[start RECORDS FOR THE TASK]

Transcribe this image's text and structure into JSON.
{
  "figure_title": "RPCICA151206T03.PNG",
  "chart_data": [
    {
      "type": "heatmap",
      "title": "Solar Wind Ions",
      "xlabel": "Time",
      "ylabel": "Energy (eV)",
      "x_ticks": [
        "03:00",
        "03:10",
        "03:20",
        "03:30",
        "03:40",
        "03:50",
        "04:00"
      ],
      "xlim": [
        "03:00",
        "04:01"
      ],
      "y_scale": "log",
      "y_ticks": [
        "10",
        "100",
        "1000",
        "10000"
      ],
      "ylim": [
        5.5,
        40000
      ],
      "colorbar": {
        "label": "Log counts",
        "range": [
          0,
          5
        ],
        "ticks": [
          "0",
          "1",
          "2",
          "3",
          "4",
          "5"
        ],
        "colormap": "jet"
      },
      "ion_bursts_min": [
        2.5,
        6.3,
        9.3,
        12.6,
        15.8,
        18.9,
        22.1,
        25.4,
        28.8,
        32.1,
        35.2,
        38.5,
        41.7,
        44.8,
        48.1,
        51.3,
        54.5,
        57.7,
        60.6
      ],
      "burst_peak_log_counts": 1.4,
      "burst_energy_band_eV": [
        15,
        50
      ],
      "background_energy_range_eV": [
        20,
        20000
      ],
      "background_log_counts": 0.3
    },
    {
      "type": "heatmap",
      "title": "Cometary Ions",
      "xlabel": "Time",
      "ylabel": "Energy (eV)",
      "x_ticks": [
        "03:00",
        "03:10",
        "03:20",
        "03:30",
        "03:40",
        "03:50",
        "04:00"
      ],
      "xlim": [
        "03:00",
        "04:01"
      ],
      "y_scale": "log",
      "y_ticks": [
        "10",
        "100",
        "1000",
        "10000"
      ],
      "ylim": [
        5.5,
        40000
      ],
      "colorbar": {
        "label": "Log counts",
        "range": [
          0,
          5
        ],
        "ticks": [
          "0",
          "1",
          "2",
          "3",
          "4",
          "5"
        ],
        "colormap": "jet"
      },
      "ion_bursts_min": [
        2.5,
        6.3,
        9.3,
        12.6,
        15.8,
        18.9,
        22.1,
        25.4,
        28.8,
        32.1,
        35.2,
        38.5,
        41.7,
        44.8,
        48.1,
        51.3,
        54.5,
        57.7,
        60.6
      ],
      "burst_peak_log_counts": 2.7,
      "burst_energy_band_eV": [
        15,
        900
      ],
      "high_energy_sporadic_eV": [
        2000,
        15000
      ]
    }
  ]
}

[end RECORDS FOR THE TASK]

**TASK STATEMENT**
Extract the complete set of records unchanged.

**COMPLETE ANSWER**
Transcribe this image's text and structure into JSON.
{
  "figure_title": "RPCICA151206T03.PNG",
  "chart_data": [
    {
      "type": "heatmap",
      "title": "Solar Wind Ions",
      "xlabel": "Time",
      "ylabel": "Energy (eV)",
      "x_ticks": [
        "03:00",
        "03:10",
        "03:20",
        "03:30",
        "03:40",
        "03:50",
        "04:00"
      ],
      "xlim": [
        "03:00",
        "04:01"
      ],
      "y_scale": "log",
      "y_ticks": [
        "10",
        "100",
        "1000",
        "10000"
      ],
      "ylim": [
        5.5,
        40000
      ],
      "colorbar": {
        "label": "Log counts",
        "range": [
          0,
          5
        ],
        "ticks": [
          "0",
          "1",
          "2",
          "3",
          "4",
          "5"
        ],
        "colormap": "jet"
      },
      "ion_bursts_min": [
        2.5,
        6.3,
        9.3,
        12.6,
        15.8,
        18.9,
        22.1,
        25.4,
        28.8,
        32.1,
        35.2,
        38.5,
        41.7,
        44.8,
        48.1,
        51.3,
        54.5,
        57.7,
        60.6
      ],
      "burst_peak_log_counts": 1.4,
      "burst_energy_band_eV": [
        15,
        50
      ],
      "background_energy_range_eV": [
        20,
        20000
      ],
      "background_log_counts": 0.3
    },
    {
      "type": "heatmap",
      "title": "Cometary Ions",
      "xlabel": "Time",
      "ylabel": "Energy (eV)",
      "x_ticks": [
        "03:00",
        "03:10",
        "03:20",
        "03:30",
        "03:40",
        "03:50",
        "04:00"
      ],
      "xlim": [
        "03:00",
        "04:01"
      ],
      "y_scale": "log",
      "y_ticks": [
        "10",
        "100",
        "1000",
        "10000"
      ],
      "ylim": [
        5.5,
        40000
      ],
      "colorbar": {
        "label": "Log counts",
        "range": [
          0,
          5
        ],
        "ticks": [
          "0",
          "1",
          "2",
          "3",
          "4",
          "5"
        ],
        "colormap": "jet"
      },
      "ion_bursts_min": [
        2.5,
        6.3,
        9.3,
        12.6,
        15.8,
        18.9,
        22.1,
        25.4,
        28.8,
        32.1,
        35.2,
        38.5,
        41.7,
        44.8,
        48.1,
        51.3,
        54.5,
        57.7,
        60.6
      ],
      "burst_peak_log_counts": 2.7,
      "burst_energy_band_eV": [
        15,
        900
      ],
      "high_energy_sporadic_eV": [
        2000,
        15000
      ]
    }
  ]
}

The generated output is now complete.